**Aim of the task:** Copy each line containing the word "PRODUTOS" from the records that follow, please.

**Material for the task:**
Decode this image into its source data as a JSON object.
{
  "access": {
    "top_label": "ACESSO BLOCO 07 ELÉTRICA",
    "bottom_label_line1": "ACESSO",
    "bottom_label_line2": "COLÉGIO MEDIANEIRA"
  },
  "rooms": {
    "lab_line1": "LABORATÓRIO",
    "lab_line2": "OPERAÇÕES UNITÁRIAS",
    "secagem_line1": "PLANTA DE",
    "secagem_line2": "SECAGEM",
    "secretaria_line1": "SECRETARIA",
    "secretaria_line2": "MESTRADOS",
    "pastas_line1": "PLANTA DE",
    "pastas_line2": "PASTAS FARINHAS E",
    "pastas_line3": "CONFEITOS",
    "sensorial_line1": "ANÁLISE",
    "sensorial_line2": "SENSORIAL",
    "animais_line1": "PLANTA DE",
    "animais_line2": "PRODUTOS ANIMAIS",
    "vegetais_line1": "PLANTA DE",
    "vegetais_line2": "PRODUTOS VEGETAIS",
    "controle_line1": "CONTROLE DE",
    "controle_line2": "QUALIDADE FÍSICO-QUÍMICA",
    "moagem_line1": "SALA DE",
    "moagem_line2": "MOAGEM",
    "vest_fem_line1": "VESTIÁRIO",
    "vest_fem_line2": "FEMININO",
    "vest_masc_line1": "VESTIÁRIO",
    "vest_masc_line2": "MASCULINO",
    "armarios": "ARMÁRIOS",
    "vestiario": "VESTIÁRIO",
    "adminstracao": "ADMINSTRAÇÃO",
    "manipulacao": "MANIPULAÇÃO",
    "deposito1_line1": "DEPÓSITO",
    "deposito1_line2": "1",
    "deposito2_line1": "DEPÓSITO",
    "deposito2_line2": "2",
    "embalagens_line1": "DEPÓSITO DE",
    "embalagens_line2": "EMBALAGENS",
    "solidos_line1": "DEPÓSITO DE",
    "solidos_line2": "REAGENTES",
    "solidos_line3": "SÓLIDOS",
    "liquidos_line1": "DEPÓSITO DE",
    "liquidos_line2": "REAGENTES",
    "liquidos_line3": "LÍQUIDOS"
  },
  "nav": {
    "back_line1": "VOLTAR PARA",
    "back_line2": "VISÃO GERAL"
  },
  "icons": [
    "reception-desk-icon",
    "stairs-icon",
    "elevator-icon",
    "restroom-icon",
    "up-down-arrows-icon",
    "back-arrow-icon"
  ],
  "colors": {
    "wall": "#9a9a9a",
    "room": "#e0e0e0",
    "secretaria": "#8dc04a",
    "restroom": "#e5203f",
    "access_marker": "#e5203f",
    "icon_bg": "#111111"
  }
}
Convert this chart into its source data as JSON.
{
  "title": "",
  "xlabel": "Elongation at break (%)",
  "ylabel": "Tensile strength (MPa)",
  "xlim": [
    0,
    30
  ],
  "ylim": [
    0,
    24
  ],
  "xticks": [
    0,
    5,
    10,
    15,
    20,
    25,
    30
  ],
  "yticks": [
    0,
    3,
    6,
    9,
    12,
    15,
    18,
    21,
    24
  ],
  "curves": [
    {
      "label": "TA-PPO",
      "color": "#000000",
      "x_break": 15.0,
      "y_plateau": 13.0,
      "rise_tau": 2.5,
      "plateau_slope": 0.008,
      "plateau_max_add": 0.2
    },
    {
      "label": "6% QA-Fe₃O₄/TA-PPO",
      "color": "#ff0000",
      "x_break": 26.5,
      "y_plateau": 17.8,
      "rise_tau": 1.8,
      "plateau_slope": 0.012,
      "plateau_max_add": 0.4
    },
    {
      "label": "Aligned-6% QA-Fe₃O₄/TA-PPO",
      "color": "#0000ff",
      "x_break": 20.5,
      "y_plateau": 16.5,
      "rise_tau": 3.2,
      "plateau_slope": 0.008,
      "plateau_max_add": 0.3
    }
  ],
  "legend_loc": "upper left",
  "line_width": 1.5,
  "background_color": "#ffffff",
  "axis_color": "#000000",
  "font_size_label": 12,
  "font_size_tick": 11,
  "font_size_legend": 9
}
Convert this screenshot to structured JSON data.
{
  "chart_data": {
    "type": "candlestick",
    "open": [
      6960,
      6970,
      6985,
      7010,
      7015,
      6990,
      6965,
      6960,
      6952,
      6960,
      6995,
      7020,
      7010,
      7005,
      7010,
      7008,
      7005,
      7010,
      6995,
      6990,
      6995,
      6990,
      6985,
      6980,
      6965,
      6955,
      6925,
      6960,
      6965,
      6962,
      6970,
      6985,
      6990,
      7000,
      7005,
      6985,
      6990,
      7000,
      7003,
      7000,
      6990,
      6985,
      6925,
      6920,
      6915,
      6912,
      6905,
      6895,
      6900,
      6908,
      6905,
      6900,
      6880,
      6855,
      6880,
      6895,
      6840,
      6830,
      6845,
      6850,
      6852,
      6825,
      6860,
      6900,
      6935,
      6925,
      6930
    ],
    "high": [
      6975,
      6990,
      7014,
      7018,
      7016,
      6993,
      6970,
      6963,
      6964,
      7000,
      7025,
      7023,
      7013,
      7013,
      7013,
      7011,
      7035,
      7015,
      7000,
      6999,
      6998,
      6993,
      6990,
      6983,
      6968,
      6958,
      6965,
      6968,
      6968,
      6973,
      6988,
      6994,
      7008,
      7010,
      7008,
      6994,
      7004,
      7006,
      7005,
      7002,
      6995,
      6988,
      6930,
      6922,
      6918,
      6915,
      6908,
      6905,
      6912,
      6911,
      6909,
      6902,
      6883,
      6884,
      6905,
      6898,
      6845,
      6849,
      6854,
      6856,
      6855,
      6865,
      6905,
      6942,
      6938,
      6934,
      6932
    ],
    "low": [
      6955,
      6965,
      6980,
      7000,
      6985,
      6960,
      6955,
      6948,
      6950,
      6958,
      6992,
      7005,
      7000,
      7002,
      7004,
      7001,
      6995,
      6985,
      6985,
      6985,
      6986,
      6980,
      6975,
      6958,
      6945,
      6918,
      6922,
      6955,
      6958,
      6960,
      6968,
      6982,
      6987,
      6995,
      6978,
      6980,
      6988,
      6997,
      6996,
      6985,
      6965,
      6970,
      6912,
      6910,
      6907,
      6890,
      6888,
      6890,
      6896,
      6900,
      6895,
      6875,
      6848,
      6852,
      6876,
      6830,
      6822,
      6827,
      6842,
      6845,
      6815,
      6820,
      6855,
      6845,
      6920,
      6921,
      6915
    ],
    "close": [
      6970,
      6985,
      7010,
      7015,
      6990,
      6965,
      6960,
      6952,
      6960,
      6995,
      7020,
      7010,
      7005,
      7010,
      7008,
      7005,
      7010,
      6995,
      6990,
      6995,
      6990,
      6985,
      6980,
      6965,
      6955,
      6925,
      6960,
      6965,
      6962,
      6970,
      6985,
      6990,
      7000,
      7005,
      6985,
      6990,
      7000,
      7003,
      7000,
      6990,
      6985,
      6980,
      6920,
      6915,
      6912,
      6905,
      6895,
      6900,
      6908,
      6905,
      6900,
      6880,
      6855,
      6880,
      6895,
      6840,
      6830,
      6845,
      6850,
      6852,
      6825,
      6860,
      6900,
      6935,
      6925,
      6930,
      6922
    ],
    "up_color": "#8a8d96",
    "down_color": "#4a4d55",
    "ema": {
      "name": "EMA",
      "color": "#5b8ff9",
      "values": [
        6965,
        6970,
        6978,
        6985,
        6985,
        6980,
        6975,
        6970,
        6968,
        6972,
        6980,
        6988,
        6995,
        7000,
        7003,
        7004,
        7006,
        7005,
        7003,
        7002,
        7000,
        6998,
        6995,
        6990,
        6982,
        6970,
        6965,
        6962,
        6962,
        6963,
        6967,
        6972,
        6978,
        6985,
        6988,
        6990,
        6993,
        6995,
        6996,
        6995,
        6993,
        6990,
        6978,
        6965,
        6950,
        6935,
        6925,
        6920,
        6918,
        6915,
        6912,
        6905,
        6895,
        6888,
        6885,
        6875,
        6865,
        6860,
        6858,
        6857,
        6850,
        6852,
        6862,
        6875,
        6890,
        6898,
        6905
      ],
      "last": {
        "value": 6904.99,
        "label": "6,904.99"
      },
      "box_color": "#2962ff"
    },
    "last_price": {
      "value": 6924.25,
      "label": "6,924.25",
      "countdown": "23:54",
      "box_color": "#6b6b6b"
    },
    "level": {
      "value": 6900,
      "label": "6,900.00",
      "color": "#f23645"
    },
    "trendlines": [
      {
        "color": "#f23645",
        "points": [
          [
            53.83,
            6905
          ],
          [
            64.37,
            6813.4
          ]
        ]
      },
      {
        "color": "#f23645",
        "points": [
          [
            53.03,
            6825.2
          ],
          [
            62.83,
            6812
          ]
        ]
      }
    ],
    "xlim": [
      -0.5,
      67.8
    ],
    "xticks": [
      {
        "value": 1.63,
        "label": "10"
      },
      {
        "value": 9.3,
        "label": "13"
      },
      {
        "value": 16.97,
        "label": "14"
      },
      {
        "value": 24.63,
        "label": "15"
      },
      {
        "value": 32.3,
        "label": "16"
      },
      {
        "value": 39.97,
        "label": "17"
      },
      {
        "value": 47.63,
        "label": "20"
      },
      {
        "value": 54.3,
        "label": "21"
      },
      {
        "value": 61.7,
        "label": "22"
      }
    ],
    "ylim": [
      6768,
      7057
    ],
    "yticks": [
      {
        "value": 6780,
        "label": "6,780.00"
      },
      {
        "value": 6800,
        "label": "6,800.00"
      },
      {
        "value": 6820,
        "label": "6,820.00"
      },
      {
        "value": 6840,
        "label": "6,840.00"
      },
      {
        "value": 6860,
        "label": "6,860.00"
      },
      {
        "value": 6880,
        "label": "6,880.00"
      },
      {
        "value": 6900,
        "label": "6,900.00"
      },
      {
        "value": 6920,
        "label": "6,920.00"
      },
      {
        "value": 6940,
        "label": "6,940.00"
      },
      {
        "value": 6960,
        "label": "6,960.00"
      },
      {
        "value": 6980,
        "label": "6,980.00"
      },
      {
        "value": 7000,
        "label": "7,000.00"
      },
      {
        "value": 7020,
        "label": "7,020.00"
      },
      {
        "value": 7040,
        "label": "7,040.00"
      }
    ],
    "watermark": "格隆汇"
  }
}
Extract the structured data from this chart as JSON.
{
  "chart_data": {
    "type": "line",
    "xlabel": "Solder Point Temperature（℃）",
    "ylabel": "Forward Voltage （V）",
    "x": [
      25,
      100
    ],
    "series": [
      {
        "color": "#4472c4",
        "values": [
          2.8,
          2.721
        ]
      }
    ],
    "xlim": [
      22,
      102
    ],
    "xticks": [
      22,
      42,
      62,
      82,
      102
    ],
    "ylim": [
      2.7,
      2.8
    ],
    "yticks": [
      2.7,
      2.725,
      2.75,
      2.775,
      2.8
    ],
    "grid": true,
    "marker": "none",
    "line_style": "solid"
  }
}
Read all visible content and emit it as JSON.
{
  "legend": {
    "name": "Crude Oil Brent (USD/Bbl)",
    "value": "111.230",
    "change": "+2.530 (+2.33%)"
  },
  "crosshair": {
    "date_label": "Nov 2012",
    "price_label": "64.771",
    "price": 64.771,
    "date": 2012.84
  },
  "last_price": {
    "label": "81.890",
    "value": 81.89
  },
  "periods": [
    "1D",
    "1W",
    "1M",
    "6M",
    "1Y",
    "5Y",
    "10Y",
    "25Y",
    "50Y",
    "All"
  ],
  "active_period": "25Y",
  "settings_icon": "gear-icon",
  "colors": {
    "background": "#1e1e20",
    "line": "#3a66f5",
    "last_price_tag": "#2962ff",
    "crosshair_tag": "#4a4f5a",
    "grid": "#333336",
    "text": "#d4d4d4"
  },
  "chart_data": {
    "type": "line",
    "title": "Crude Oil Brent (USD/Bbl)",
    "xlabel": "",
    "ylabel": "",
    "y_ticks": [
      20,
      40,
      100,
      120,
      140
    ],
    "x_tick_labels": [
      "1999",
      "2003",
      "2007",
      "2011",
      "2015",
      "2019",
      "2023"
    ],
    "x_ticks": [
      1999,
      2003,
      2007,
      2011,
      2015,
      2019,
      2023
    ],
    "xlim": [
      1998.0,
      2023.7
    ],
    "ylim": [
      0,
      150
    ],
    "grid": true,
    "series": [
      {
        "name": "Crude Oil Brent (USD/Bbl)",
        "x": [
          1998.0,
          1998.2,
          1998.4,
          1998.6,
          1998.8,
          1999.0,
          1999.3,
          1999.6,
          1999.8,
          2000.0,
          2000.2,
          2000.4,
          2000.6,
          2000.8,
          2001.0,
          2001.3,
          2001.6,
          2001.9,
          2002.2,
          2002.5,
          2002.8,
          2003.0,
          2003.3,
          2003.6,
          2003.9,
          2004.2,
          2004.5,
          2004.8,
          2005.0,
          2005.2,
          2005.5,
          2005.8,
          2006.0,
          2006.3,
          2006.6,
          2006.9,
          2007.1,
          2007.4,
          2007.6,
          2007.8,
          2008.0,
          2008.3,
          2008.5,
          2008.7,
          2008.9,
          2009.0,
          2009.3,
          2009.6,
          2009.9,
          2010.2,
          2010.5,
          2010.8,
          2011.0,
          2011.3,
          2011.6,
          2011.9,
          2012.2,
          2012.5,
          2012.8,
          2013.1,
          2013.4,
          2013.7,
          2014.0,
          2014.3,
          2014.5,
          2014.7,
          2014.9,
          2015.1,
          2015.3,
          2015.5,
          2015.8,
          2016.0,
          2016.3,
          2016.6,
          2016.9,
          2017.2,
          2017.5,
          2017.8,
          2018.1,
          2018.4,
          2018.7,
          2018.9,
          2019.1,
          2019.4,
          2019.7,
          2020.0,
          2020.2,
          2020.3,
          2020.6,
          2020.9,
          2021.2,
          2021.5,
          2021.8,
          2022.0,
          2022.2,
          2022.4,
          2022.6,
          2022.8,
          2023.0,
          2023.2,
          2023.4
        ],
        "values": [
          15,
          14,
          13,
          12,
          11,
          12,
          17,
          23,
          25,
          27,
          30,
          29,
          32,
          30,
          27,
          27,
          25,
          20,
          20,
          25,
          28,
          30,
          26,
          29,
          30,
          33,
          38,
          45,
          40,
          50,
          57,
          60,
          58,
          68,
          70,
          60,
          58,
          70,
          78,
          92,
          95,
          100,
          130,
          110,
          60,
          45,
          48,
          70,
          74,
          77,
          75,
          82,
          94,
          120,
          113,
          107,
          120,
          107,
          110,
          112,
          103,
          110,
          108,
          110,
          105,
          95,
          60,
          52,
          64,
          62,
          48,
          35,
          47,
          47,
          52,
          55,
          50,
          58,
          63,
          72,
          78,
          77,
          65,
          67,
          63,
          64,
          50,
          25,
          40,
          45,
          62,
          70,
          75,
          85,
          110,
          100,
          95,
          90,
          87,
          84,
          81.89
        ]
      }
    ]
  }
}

**Solution below:**
    "animais_line2": "PRODUTOS ANIMAIS",
    "vegetais_line2": "PRODUTOS VEGETAIS",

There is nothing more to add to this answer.